_Task to carry out_: Wherever a line below holds the word "across", copy that line.

_Dataset records_:
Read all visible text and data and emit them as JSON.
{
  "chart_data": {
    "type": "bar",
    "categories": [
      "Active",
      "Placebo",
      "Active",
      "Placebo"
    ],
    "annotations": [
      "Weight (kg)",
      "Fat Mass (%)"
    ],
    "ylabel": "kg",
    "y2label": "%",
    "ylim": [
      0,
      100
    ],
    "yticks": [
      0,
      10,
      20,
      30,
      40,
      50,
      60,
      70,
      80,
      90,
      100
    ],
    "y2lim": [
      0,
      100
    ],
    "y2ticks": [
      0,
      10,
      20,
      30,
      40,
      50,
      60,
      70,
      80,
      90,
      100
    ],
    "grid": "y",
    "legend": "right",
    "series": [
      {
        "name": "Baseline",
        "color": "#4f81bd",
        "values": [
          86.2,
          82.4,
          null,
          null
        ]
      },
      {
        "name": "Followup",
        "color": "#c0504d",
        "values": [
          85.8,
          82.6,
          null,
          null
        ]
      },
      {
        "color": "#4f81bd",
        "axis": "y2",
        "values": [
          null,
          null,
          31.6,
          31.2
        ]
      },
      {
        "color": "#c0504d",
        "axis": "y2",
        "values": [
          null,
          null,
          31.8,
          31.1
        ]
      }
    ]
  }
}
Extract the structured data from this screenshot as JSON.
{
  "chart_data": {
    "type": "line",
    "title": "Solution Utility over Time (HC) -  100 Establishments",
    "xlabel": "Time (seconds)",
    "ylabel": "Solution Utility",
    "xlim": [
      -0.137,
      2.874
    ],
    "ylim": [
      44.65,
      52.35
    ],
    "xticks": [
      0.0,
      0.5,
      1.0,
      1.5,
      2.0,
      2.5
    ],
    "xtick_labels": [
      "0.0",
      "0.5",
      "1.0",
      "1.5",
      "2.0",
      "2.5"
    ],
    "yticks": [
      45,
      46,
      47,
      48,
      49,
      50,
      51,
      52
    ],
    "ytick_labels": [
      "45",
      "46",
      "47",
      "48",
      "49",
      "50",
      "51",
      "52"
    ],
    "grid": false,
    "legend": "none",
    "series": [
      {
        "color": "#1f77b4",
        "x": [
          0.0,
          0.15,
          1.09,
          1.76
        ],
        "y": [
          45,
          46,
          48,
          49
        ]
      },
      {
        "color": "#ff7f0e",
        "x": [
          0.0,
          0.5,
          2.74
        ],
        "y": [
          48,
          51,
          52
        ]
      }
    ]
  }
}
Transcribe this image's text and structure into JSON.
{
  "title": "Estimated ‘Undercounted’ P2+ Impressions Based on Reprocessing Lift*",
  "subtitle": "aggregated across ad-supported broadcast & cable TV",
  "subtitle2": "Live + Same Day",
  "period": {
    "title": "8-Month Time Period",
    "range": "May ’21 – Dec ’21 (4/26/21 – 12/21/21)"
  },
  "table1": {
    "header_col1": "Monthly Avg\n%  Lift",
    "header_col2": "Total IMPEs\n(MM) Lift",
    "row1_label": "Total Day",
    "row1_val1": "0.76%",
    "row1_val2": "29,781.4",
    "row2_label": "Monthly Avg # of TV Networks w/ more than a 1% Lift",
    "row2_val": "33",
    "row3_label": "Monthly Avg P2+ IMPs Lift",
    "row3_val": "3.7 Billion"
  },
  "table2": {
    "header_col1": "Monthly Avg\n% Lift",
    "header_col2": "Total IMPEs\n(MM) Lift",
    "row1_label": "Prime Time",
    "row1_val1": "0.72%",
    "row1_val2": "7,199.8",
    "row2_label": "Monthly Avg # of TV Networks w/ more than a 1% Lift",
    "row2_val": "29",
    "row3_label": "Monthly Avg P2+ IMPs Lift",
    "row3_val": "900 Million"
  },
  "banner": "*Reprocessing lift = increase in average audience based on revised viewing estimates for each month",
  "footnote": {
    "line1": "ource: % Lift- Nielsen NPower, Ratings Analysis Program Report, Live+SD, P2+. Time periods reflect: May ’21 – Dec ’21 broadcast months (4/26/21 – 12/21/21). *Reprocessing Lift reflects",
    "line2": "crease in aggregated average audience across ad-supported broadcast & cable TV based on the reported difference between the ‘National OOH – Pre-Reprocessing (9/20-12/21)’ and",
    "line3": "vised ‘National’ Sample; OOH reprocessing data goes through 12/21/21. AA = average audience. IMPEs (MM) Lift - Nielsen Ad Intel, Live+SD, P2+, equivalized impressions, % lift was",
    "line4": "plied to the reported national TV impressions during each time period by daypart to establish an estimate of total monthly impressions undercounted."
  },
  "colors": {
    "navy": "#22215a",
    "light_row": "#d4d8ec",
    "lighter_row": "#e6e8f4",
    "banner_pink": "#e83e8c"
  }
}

_Expected answer_:
  "subtitle": "aggregated across ad-supported broadcast & cable TV",
    "line2": "crease in aggregated average audience across ad-supported broadcast & cable TV based on the reported difference between the ‘National OOH – Pre-Reprocessing (9/20-12/21)’ and",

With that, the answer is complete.